◆ Records for the exercise
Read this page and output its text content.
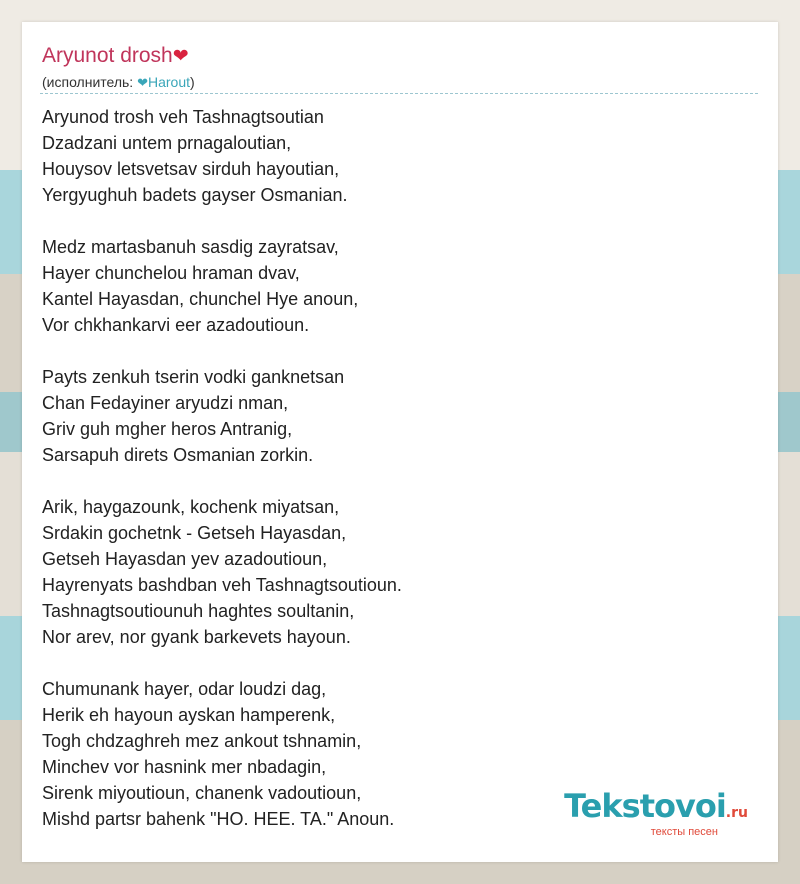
Aryunot drosh❤
(исполнитель: ❤Harout)
Aryunod trosh veh Tashnagtsoutian
Dzadzani untem prnagaloutian,
Houysov letsvetsav sirduh hayoutian,
Yergyughuh badets gayser Osmanian.
Medz martasbanuh sasdig zayratsav,
Hayer chunchelou hraman dvav,
Kantel Hayasdan, chunchel Hye anoun,
Vor chkhankarvi eer azadoutioun.
Payts zenkuh tserin vodki ganknetsan
Chan Fedayiner aryudzi nman,
Griv guh mgher heros Antranig,
Sarsapuh direts Osmanian zorkin.
Arik, haygazounk, kochenk miyatsan,
Srdakin gochetnk - Getseh Hayasdan,
Getseh Hayasdan yev azadoutioun,
Hayrenyats bashdban veh Tashnagtsoutioun.
Tashnagtsoutiounuh haghtes soultanin,
Nor arev, nor gyank barkevets hayoun.
Chumunank hayer, odar loudzi dag,
Herik eh hayoun ayskan hamperenk,
Togh chdzaghreh mez ankout tshnamin,
Minchev vor hasnink mer nbadagin,
Sirenk miyoutioun, chanenk vadoutioun,
Mishd partsr bahenk "HO. HEE. TA." Anoun.	Tekstovoi.ru
тексты песен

◆ Given problem
Every record above must be given again exactly; drop the pictures.

◆ Task response
Read this page and output its text content.
Aryunot drosh❤
(исполнитель: ❤Harout)
Aryunod trosh veh Tashnagtsoutian
Dzadzani untem prnagaloutian,
Houysov letsvetsav sirduh hayoutian,
Yergyughuh badets gayser Osmanian.
Medz martasbanuh sasdig zayratsav,
Hayer chunchelou hraman dvav,
Kantel Hayasdan, chunchel Hye anoun,
Vor chkhankarvi eer azadoutioun.
Payts zenkuh tserin vodki ganknetsan
Chan Fedayiner aryudzi nman,
Griv guh mgher heros Antranig,
Sarsapuh direts Osmanian zorkin.
Arik, haygazounk, kochenk miyatsan,
Srdakin gochetnk - Getseh Hayasdan,
Getseh Hayasdan yev azadoutioun,
Hayrenyats bashdban veh Tashnagtsoutioun.
Tashnagtsoutiounuh haghtes soultanin,
Nor arev, nor gyank barkevets hayoun.
Chumunank hayer, odar loudzi dag,
Herik eh hayoun ayskan hamperenk,
Togh chdzaghreh mez ankout tshnamin,
Minchev vor hasnink mer nbadagin,
Sirenk miyoutioun, chanenk vadoutioun,
Mishd partsr bahenk "HO. HEE. TA." Anoun.	Tekstovoi.ru
тексты песен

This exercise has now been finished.